§ DIRECTION
Copy out every line in which the string "xlabel" occurs.

(Excerpts from a figure dataset)
* * *

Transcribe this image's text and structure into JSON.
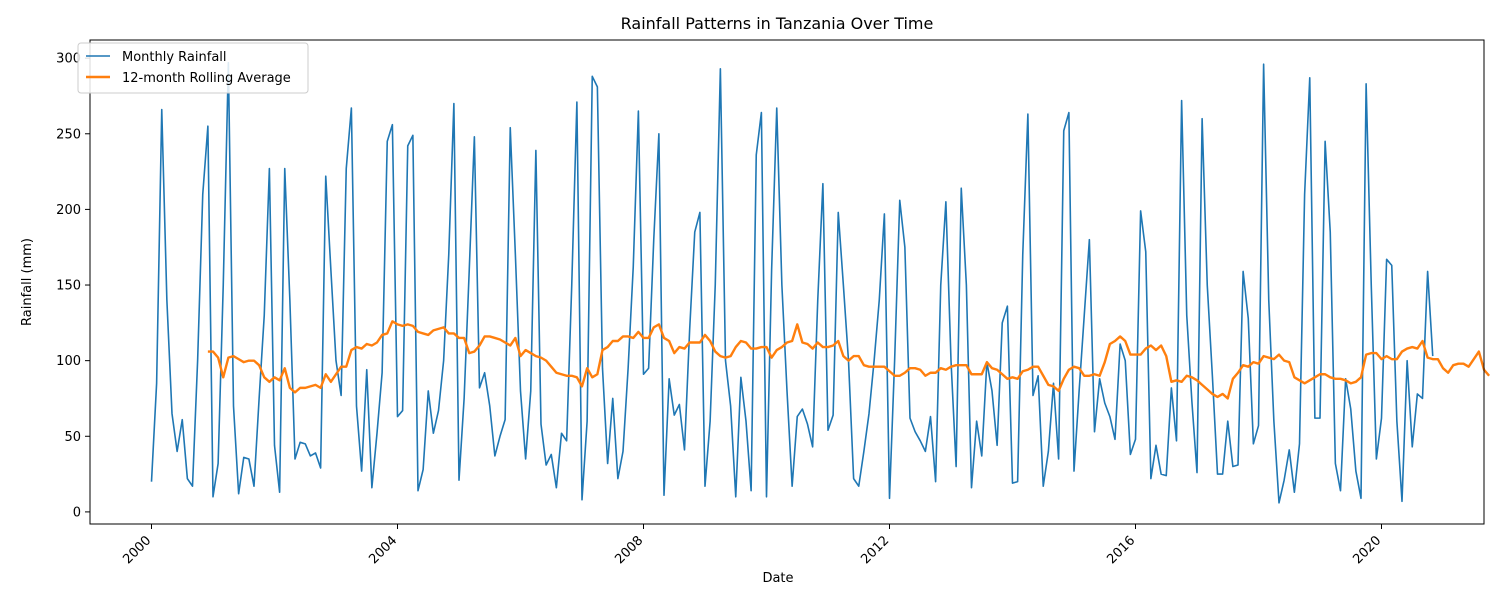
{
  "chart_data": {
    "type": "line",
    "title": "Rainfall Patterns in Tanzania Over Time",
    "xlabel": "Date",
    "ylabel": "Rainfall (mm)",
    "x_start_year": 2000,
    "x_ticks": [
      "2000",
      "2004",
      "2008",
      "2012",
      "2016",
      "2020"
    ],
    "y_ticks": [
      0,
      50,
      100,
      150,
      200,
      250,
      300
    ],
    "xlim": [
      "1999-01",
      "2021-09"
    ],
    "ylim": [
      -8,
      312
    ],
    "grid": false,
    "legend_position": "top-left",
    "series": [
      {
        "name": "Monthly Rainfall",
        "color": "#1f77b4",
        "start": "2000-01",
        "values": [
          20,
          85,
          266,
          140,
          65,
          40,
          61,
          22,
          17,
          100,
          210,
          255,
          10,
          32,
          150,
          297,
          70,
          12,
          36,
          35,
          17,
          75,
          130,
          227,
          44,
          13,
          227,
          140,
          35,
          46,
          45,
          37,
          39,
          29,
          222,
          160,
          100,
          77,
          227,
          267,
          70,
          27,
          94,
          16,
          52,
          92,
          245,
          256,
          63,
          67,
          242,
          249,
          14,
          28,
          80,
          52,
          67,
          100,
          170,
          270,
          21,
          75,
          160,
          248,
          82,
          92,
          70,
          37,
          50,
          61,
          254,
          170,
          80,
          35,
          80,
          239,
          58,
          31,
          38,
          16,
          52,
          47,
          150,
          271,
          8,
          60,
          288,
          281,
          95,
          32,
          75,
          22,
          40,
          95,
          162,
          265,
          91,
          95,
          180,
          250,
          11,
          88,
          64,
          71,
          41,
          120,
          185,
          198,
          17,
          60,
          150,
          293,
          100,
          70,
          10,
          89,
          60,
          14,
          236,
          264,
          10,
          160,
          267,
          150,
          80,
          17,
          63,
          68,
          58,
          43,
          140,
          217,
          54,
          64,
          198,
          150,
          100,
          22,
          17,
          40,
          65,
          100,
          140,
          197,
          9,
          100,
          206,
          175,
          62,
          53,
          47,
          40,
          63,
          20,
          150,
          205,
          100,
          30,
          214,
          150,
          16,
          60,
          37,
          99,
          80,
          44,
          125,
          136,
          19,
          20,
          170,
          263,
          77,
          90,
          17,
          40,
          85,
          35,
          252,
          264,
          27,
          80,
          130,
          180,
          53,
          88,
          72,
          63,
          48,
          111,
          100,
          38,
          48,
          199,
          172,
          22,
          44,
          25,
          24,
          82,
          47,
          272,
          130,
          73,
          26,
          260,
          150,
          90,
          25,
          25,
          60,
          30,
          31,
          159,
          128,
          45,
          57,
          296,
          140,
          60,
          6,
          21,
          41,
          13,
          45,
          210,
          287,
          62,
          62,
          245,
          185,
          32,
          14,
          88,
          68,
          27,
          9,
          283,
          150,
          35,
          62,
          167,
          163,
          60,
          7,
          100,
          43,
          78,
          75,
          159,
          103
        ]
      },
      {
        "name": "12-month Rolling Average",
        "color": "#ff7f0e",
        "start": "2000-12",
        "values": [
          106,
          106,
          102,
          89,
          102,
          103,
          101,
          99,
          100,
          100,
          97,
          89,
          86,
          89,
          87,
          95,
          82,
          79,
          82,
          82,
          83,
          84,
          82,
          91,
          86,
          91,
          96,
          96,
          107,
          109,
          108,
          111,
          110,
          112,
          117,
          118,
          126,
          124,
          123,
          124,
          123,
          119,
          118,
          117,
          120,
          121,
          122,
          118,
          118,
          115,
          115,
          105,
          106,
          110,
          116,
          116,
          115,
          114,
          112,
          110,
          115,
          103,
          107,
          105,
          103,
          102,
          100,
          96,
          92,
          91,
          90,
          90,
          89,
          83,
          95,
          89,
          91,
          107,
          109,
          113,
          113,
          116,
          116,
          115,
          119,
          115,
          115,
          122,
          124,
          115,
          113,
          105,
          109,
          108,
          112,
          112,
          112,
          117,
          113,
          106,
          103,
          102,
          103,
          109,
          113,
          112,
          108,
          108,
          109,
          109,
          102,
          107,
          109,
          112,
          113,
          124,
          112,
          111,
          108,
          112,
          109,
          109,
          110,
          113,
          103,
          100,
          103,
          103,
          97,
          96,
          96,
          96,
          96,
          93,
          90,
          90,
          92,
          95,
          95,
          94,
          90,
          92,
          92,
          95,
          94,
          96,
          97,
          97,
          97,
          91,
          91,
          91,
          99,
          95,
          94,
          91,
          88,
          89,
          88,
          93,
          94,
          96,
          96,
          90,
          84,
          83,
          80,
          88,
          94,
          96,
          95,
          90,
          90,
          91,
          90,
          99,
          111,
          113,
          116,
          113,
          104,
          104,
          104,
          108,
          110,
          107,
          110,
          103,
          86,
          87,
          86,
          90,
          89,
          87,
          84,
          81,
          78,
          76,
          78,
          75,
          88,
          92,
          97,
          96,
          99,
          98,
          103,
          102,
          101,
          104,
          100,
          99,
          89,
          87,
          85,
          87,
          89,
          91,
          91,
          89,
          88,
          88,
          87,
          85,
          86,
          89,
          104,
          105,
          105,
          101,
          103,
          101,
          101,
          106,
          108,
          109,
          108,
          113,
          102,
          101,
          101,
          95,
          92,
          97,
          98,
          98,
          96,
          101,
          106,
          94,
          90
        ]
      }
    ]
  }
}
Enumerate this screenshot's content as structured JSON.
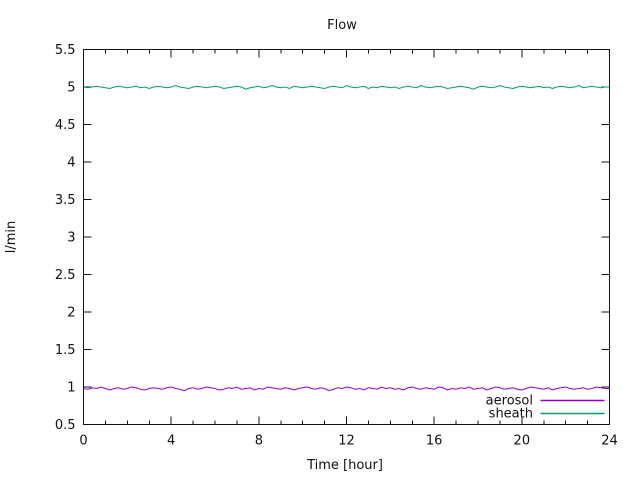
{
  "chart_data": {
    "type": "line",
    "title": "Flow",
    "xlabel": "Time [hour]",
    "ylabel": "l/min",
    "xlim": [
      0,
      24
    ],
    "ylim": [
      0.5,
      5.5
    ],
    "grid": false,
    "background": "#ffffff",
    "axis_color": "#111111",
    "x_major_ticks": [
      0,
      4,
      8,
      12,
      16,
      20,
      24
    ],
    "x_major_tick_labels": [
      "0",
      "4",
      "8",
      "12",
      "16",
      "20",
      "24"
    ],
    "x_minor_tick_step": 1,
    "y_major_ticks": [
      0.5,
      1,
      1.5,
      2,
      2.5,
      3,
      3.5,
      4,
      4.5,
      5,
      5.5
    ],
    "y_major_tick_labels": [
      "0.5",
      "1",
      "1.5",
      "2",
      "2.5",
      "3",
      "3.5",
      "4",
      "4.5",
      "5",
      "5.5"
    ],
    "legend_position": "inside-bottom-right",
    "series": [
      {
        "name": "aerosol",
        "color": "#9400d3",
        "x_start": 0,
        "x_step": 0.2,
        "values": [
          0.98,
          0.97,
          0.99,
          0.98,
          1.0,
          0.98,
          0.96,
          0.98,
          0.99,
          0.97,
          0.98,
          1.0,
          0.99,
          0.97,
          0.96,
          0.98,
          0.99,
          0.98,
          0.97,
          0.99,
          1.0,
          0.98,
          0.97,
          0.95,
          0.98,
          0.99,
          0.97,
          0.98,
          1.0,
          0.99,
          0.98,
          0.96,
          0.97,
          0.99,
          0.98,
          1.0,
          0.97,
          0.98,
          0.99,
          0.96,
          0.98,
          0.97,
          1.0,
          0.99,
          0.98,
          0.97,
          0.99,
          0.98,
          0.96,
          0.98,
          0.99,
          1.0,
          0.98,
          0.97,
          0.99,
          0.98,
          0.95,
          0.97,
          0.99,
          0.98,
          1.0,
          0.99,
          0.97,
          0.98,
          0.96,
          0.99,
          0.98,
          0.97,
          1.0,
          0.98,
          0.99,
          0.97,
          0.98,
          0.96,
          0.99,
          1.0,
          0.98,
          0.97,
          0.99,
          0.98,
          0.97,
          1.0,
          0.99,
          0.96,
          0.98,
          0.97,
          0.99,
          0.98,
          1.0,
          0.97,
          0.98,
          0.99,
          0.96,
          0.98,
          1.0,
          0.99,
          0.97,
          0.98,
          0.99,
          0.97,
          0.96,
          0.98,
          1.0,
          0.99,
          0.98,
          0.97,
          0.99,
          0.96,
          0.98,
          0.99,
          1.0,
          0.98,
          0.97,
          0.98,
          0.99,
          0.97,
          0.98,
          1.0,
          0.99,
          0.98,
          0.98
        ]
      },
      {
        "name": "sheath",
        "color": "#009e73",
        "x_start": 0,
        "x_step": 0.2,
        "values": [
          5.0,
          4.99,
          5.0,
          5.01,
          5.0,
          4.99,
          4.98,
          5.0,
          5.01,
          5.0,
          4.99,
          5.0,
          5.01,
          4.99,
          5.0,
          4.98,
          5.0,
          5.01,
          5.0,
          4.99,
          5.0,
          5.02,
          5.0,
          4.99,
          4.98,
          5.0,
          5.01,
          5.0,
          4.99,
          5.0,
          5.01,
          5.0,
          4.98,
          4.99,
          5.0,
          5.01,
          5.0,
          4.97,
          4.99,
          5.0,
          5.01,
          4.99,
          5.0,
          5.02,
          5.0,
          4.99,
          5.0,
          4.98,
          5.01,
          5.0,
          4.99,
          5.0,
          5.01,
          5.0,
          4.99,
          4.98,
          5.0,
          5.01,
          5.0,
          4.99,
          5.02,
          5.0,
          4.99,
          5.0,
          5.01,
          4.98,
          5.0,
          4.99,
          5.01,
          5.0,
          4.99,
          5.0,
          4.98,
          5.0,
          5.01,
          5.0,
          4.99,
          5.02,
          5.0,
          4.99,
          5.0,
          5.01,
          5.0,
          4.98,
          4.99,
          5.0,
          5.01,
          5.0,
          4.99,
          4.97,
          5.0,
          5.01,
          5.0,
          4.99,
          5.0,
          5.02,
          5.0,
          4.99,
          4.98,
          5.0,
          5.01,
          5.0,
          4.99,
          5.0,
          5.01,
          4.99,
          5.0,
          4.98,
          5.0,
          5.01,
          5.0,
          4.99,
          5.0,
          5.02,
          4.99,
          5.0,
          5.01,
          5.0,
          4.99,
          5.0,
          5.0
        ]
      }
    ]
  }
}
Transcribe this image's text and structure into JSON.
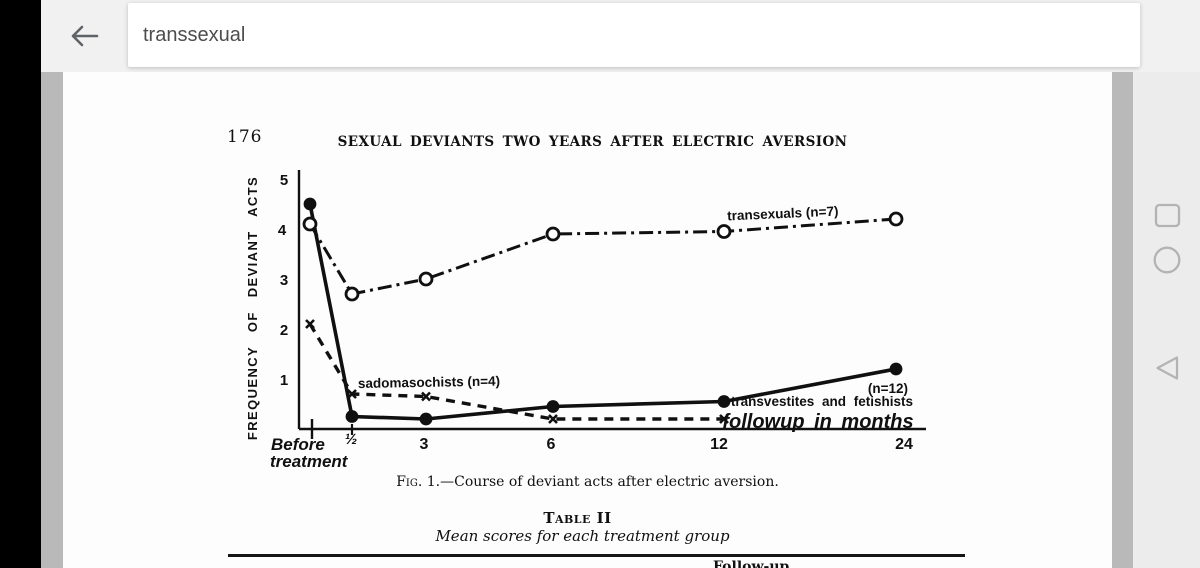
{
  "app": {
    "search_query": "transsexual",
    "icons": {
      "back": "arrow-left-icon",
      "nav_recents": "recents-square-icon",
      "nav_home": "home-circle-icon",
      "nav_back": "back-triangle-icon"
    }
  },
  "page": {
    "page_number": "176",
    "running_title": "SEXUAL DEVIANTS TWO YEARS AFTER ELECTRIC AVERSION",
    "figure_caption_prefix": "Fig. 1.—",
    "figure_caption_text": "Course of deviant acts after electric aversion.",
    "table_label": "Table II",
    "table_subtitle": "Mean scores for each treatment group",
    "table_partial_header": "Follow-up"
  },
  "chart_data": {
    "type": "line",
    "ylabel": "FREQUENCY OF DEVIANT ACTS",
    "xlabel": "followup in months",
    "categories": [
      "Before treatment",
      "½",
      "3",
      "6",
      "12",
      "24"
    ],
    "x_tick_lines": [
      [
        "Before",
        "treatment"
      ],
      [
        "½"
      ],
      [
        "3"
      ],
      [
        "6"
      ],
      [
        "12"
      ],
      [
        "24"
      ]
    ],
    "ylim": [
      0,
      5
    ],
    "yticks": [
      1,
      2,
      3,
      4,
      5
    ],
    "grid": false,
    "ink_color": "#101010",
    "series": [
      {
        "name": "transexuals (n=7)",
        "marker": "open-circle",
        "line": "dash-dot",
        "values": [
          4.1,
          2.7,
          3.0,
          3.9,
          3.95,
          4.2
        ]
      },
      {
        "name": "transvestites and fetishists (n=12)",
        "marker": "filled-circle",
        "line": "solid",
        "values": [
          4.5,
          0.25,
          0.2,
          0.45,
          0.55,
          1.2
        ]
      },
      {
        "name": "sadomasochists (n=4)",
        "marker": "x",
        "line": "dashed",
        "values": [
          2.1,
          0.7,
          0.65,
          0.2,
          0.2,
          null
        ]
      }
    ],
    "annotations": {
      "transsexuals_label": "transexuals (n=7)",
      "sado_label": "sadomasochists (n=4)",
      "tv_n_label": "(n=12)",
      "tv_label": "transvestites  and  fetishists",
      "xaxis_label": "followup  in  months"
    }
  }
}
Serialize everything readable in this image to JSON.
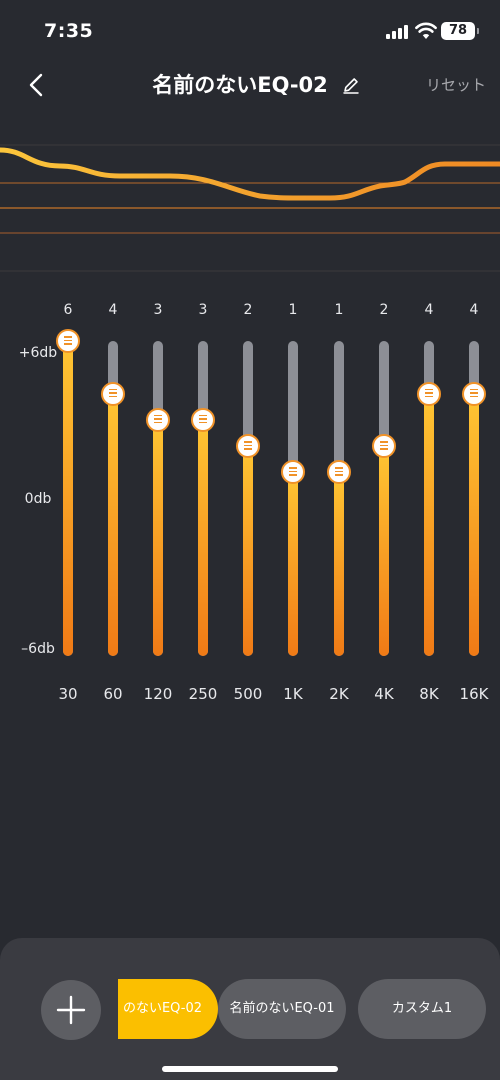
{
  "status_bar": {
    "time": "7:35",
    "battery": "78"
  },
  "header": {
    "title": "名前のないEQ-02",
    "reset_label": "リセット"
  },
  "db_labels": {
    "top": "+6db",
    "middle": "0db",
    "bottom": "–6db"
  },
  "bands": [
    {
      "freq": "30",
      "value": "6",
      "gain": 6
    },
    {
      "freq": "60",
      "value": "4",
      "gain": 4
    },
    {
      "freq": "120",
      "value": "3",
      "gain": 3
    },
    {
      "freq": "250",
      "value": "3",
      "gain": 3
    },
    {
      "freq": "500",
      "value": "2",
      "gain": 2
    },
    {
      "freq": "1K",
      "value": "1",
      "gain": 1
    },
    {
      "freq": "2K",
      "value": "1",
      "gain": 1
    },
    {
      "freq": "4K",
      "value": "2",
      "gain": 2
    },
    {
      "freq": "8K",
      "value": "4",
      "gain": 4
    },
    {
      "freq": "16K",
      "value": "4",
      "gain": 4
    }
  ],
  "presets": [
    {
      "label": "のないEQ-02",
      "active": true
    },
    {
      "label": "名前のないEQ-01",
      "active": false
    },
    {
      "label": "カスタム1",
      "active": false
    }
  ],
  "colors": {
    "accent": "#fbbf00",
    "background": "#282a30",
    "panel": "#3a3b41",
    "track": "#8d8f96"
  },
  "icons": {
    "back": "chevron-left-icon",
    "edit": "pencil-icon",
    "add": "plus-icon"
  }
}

* * *

§ RESULT OF THIS EXERCISE
    "xlabel": "Date",
    "xlabel": "Time [hour]",
    "xlabel": "followup in months",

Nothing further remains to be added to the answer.